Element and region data

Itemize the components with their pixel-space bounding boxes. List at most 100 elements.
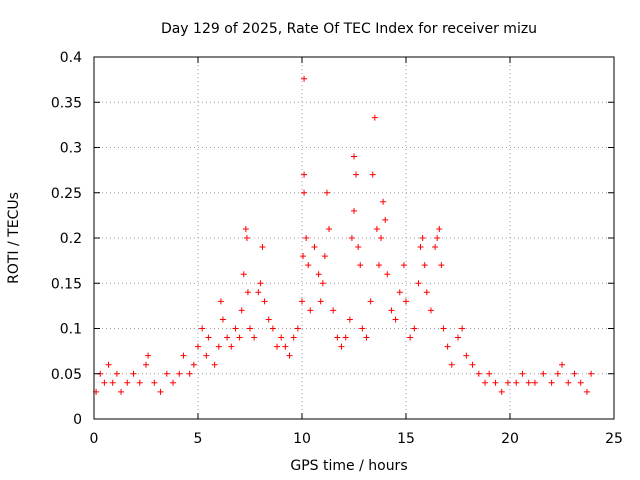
data-point [334,334,341,341]
data-point [261,298,268,305]
data-point [255,289,262,296]
y-axis-label: ROTI / TECUs [6,192,22,284]
data-point [388,307,395,314]
chart-title: Day 129 of 2025, Rate Of TEC Index for r… [161,21,537,37]
data-point [403,298,409,305]
data-point [463,352,470,359]
data-point [355,244,362,251]
y-tick-label: 0.1 [60,322,82,338]
data-point [342,334,349,341]
data-point [232,325,239,332]
y-tick-label: 0.3 [60,141,82,157]
data-point [301,171,308,178]
data-point [357,262,364,269]
y-tick-label: 0.4 [60,50,82,66]
data-point [375,262,382,269]
data-point [492,379,499,386]
data-point [323,189,330,196]
data-point [396,289,403,296]
data-point [384,271,391,278]
data-point [475,370,482,377]
data-point [286,352,293,359]
data-point [145,352,152,359]
data-point [367,298,374,305]
data-point [195,343,201,350]
data-point [315,271,322,278]
y-tick-label: 0.2 [60,231,82,247]
y-tick-label: 0.15 [51,276,82,292]
data-point [455,334,461,341]
data-point [415,280,422,287]
data-point [321,253,328,260]
data-point [151,379,158,386]
data-point [124,379,131,386]
data-point [577,379,584,386]
data-point [548,379,555,386]
data-point [438,262,445,269]
data-point [353,171,360,178]
data-point [440,325,447,332]
data-point [217,298,224,305]
data-point [519,370,526,377]
data-point [274,343,281,350]
data-point [378,235,385,241]
data-point [588,370,595,377]
data-point [109,379,116,386]
x-tick-label: 0 [90,431,99,447]
data-point [554,370,561,377]
data-point [282,343,289,350]
data-point [130,370,137,377]
data-point [265,316,272,323]
y-tick-label: 0 [73,412,82,428]
data-point [348,235,355,241]
data-point [163,370,170,377]
data-point [311,244,318,251]
data-point [224,334,231,341]
data-point [236,334,243,341]
data-point [531,379,538,386]
data-point [244,289,251,296]
data-point [228,343,235,350]
data-point [215,343,222,350]
data-point [351,153,357,160]
data-point [105,361,112,368]
data-point [373,225,380,232]
data-point [421,262,428,269]
data-point [186,370,193,377]
data-points [93,75,595,395]
data-point [118,388,125,395]
x-tick-label: 15 [397,431,415,447]
data-point [157,388,164,395]
data-point [170,379,177,386]
data-point [307,307,314,314]
data-point [448,361,455,368]
x-tick-label: 10 [293,431,311,447]
data-point [317,298,324,305]
data-point [259,244,266,251]
data-point [417,244,424,251]
data-point [338,343,345,350]
data-point [504,379,511,386]
data-point [238,307,245,314]
data-point [459,325,466,332]
data-point [371,114,378,121]
data-point [330,307,337,314]
data-point [432,244,439,251]
data-point [363,334,370,341]
data-point [565,379,572,386]
y-tick-label: 0.05 [51,367,82,383]
data-point [205,334,212,341]
data-point [219,316,226,323]
data-point [211,361,218,368]
data-point [247,325,253,332]
data-point [411,325,418,332]
data-point [243,235,250,241]
tick-labels: 0 5 10 15 20 25 0 0.05 0.1 0.15 0.2 0.25 0.3 0.35 0.4 [51,50,623,447]
data-point [540,370,547,377]
data-point [319,280,326,287]
data-point [407,334,414,341]
y-tick-label: 0.35 [51,95,82,111]
data-point [326,225,333,232]
data-point [240,271,247,278]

• _WHAT YOU ARE ASKED TO DO_
Rewrite the listing from the line with "data-point [334,334,341,341]" to the line with "data-point [265,316,272,323]", changing "y-tick-label" to "vertical-tick-label" and leaving everything else unaltered.

• _ANSWER TO THIS PROBLEM_
data-point [334,334,341,341]
data-point [261,298,268,305]
data-point [255,289,262,296]
y-axis-label: ROTI / TECUs [6,192,22,284]
data-point [388,307,395,314]
chart-title: Day 129 of 2025, Rate Of TEC Index for r… [161,21,537,37]
data-point [403,298,409,305]
data-point [463,352,470,359]
data-point [355,244,362,251]
vertical-tick-label: 0.1 [60,322,82,338]
data-point [342,334,349,341]
data-point [232,325,239,332]
vertical-tick-label: 0.3 [60,141,82,157]
data-point [301,171,308,178]
data-point [357,262,364,269]
vertical-tick-label: 0.4 [60,50,82,66]
data-point [375,262,382,269]
data-point [492,379,499,386]
data-point [323,189,330,196]
data-point [396,289,403,296]
data-point [384,271,391,278]
data-point [475,370,482,377]
data-point [286,352,293,359]
data-point [145,352,152,359]
data-point [367,298,374,305]
data-point [195,343,201,350]
data-point [315,271,322,278]
vertical-tick-label: 0.2 [60,231,82,247]
vertical-tick-label: 0.15 [51,276,82,292]
data-point [455,334,461,341]
data-point [415,280,422,287]
data-point [321,253,328,260]
data-point [151,379,158,386]
data-point [124,379,131,386]
data-point [577,379,584,386]
data-point [548,379,555,386]
data-point [438,262,445,269]
data-point [353,171,360,178]
data-point [440,325,447,332]
data-point [217,298,224,305]
data-point [519,370,526,377]
data-point [274,343,281,350]
data-point [378,235,385,241]
data-point [588,370,595,377]
data-point [109,379,116,386]
x-tick-label: 0 [90,431,99,447]
data-point [554,370,561,377]
data-point [282,343,289,350]
data-point [130,370,137,377]
data-point [265,316,272,323]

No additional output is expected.